In the entries that follow, find the word "normalized" and report each line it is on.

---------- EXTRACTED ENTRIES

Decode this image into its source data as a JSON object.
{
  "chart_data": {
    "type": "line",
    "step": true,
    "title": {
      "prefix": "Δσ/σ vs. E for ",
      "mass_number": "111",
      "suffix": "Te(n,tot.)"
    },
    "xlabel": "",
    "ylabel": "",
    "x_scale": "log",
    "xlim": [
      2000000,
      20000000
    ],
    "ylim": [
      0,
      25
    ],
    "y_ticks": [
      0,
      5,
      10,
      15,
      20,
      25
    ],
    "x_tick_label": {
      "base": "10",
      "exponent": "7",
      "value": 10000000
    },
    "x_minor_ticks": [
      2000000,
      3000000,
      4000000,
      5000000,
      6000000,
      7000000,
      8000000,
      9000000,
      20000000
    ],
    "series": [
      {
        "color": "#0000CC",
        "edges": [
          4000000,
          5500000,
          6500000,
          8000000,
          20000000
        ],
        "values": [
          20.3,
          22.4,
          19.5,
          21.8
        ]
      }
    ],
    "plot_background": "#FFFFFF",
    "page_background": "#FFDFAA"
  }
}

--------------------
---------- EXTRACTED ENTRIES

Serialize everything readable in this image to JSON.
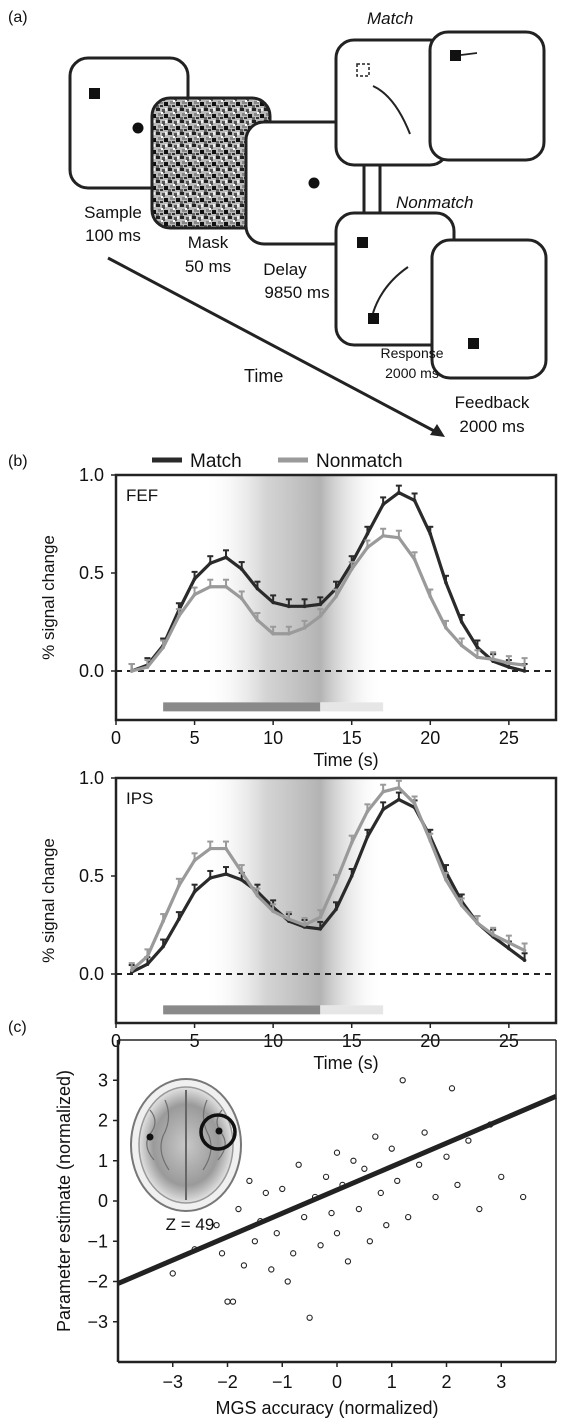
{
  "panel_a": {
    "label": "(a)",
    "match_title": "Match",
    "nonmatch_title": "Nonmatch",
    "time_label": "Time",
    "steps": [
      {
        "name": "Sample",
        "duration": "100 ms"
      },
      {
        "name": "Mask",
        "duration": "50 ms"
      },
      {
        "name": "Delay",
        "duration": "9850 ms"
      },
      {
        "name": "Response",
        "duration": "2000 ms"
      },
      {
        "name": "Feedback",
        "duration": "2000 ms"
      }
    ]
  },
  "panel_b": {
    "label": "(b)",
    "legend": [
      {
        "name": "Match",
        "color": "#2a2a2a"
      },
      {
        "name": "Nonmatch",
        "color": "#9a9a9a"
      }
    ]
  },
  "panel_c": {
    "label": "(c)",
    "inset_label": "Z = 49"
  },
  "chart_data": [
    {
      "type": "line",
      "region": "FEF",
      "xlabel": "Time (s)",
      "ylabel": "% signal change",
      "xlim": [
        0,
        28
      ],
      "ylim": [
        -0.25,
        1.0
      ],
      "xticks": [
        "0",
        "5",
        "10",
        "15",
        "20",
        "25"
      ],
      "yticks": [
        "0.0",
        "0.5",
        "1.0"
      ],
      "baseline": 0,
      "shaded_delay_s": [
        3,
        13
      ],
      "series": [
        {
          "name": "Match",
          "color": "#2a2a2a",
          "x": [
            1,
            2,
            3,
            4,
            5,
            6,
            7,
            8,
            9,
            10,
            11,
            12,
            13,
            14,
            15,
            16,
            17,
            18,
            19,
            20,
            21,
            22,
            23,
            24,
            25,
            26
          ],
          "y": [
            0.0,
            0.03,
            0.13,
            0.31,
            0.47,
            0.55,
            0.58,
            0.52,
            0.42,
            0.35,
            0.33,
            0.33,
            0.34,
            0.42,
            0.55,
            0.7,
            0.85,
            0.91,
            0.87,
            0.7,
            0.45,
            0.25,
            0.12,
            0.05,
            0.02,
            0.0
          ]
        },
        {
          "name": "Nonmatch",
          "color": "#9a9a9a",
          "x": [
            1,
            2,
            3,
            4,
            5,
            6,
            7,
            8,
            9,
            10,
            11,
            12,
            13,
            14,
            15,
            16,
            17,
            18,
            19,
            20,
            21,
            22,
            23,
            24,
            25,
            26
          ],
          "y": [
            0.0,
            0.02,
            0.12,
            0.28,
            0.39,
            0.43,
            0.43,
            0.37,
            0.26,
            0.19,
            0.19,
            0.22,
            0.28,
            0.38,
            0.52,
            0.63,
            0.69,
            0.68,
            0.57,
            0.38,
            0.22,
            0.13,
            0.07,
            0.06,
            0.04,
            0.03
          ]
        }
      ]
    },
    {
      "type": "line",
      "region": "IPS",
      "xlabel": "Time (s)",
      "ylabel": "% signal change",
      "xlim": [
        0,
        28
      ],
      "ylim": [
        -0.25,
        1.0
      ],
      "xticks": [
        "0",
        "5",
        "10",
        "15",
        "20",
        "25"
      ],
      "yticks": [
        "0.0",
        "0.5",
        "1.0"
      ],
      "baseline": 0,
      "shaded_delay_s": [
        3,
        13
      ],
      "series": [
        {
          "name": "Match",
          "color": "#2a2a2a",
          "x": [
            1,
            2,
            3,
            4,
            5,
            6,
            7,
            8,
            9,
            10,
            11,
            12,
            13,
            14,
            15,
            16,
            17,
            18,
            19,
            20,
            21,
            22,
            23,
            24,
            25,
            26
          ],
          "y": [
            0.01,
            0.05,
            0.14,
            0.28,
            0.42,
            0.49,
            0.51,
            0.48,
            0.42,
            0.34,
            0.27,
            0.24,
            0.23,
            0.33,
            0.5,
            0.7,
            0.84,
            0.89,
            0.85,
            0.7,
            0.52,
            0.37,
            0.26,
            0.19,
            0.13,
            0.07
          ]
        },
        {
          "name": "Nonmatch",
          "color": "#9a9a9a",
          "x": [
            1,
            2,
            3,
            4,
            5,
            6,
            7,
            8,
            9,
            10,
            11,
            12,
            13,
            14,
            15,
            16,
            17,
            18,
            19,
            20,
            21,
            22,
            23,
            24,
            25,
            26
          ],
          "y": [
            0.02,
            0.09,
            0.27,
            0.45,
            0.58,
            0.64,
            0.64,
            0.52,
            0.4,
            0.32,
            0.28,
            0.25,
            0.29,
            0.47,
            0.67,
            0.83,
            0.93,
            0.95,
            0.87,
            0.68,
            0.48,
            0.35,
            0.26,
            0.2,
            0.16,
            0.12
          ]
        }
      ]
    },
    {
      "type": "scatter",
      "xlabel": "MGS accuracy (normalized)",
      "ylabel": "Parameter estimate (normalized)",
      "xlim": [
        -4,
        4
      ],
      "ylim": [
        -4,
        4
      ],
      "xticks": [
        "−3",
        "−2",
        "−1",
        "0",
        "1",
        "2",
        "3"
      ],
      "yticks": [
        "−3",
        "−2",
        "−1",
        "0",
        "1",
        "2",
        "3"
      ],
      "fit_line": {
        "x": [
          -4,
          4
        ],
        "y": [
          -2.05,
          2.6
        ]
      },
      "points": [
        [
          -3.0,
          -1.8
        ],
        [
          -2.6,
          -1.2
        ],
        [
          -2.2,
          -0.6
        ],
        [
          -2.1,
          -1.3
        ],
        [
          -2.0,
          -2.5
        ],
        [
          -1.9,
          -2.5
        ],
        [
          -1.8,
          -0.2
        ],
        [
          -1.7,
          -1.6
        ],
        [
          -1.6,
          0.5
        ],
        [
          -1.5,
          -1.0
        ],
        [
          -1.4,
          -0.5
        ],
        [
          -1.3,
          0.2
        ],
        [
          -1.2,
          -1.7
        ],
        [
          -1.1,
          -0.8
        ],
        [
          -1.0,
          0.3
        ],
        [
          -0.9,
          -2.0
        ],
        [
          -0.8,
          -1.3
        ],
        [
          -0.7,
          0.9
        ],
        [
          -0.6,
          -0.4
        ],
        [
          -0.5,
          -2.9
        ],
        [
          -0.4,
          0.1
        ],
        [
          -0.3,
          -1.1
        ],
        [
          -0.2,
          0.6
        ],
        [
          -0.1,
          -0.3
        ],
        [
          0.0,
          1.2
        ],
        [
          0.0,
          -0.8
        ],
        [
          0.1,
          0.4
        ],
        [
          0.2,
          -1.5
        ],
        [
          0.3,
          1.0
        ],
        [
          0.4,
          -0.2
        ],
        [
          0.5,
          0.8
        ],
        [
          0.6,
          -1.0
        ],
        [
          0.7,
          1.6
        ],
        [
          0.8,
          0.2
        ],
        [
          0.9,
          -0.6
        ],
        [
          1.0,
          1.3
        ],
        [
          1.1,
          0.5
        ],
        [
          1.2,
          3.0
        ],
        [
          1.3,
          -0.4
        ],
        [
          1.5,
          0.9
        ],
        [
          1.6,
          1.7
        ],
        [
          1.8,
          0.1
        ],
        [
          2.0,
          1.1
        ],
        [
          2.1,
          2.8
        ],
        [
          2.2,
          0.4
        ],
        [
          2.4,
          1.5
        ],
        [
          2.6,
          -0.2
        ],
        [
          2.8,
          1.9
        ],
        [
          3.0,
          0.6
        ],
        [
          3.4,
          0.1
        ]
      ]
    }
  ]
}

--------------------

RESPONSE TO THIS TASK.
      "xlabel": "MGS accuracy (normalized)",
      "ylabel": "Parameter estimate (normalized)",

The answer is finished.